**EXTRAIT CHOISI:**
◆ ◆ ◆ ◆ ◆ ◆ ◆

Commission de codification des lois civiles du Bas-Canada

Un article de Wikipédia, l'encyclopédie libre.
Photographie noir et blanc montrant cinq hommes en complet autour d'une table sur laquelle est déposé plusieurs liasses de document,
Réunion de la Commission vers 1865. De gauche à droite : Joseph-Ubalde Beaudry (secrétaire), les trois commissaires, Charles Dewey Day, René-Édouard Caron et Augustin-Norbert Morin, et le secrétaire, Thomas McCord.

La Commission de codification des lois civiles du Bas-Canada[1] est une commission créé en 1857 pour codifier les lois applicables en droit privé au Canada-Est. Elle était présidé par le juge René-Édouard Caron.

La Commission a mené plus de cinq ans de travaux qui ont abouti par l'adoption, par le Parlement de la province du Canada, du Code civil du Bas-Canada et du Code de procédure civile du Bas-Canada.

Composition[modifier | modifier le code]

La loi créant la commission prévoyait 3 postes de commissaires et 2 postes de secrétaire (l'un francophone et l'autre anglophone)[2].

◆ ◆ ◆ ◆ ◆ ◆ ◆

**DOCUMENTS FOURNIS:**
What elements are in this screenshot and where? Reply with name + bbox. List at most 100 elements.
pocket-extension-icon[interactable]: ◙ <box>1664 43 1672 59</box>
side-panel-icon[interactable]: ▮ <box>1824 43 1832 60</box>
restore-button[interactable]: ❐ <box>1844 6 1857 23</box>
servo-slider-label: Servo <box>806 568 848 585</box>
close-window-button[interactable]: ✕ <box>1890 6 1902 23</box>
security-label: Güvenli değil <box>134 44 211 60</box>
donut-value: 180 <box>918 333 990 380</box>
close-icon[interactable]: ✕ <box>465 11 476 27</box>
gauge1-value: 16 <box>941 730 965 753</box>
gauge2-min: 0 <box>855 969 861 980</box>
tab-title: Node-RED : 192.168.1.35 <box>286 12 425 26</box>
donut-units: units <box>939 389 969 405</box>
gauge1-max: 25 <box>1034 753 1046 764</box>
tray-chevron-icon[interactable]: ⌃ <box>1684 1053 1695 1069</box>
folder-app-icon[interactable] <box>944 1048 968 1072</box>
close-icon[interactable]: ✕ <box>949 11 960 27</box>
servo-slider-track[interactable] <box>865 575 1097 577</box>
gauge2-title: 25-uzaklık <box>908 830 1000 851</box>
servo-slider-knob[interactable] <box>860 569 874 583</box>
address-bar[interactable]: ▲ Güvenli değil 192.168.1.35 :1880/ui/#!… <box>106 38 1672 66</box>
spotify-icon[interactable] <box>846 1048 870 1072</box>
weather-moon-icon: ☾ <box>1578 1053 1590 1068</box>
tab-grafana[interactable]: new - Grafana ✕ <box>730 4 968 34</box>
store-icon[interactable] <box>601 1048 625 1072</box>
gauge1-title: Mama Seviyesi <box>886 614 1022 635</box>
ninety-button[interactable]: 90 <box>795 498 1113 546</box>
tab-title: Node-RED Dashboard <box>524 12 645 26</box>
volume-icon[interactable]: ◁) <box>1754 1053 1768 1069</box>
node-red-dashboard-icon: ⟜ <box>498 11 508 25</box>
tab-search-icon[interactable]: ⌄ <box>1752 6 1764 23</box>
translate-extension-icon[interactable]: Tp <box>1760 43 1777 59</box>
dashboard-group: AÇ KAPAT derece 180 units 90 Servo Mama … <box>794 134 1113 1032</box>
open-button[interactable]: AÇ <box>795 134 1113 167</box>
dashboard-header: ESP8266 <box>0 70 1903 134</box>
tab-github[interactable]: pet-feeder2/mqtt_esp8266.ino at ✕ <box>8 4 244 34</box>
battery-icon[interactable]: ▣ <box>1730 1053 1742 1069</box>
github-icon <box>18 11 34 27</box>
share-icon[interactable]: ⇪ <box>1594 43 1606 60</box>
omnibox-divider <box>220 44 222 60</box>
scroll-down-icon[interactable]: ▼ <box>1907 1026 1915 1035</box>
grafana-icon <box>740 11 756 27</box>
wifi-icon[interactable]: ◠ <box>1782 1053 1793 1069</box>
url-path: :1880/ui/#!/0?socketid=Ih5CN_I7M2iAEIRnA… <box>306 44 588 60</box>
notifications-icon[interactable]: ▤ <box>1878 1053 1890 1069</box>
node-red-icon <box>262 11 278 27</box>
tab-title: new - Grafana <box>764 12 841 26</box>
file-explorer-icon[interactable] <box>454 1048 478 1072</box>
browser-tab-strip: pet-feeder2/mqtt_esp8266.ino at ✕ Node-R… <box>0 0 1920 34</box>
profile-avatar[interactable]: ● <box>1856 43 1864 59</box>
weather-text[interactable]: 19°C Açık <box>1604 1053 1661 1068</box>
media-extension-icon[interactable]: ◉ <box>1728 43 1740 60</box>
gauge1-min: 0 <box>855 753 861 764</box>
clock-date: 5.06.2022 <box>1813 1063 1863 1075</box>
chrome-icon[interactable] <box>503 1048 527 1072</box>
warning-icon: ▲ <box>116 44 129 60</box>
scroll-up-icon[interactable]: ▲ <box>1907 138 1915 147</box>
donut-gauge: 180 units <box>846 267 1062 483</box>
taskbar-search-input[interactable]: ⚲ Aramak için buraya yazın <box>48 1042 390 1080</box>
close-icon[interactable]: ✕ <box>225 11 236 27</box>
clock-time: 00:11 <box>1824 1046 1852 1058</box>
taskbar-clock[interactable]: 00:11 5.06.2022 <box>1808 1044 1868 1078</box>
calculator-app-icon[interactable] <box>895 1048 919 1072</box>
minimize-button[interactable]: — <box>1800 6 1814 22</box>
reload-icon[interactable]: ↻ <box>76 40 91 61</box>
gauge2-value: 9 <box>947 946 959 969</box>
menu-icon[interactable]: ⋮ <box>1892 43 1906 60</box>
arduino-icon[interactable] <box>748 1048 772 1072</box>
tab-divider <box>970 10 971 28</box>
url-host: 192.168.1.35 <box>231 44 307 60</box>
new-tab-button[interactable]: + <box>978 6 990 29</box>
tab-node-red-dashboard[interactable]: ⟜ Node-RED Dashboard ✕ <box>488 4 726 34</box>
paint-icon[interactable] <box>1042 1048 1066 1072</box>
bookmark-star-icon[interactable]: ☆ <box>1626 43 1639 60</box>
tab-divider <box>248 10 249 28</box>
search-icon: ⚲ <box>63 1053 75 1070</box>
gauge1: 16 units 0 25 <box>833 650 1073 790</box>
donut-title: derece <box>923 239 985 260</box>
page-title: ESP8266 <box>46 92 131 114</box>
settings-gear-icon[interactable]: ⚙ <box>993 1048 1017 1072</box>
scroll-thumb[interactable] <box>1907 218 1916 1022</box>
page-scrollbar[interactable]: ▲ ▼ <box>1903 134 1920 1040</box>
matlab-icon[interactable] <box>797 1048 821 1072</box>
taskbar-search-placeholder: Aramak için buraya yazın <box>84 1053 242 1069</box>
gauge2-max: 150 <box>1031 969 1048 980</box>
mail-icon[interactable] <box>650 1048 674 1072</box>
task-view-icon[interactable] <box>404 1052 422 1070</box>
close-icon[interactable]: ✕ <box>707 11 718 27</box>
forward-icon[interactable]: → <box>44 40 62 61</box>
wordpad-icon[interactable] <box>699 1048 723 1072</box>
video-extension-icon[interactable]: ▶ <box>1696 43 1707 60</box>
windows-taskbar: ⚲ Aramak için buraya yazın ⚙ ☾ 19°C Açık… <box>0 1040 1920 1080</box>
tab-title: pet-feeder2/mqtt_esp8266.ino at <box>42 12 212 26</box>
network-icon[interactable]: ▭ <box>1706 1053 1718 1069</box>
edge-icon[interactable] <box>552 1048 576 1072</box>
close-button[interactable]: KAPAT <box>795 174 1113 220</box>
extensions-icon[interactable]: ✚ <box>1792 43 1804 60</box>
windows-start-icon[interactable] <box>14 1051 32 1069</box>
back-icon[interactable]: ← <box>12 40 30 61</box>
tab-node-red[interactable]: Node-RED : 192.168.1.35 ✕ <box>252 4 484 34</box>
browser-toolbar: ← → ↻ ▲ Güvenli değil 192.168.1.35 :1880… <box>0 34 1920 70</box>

◆ ◆ ◆ ◆ ◆ ◆ ◆

**TRAVAIL DEMANDÉ:** Recopiez le passage de l'article sur la Commission de codification en commençant à « Un article de » et en finissant à « civile du Bas-Canada. », mais changez « juge » en « magistrat ». Appuyez-vous uniquement sur le texte pour répondre.

**CORRIGÉ:**
Un article de Wikipédia, l'encyclopédie libre.
Photographie noir et blanc montrant cinq hommes en complet autour d'une table sur laquelle est déposé plusieurs liasses de document,
Réunion de la Commission vers 1865. De gauche à droite : Joseph-Ubalde Beaudry (secrétaire), les trois commissaires, Charles Dewey Day, René-Édouard Caron et Augustin-Norbert Morin, et le secrétaire, Thomas McCord.

La Commission de codification des lois civiles du Bas-Canada[1] est une commission créé en 1857 pour codifier les lois applicables en droit privé au Canada-Est. Elle était présidé par le magistrat René-Édouard Caron.

La Commission a mené plus de cinq ans de travaux qui ont abouti par l'adoption, par le Parlement de la province du Canada, du Code civil du Bas-Canada et du Code de procédure civile du Bas-Canada.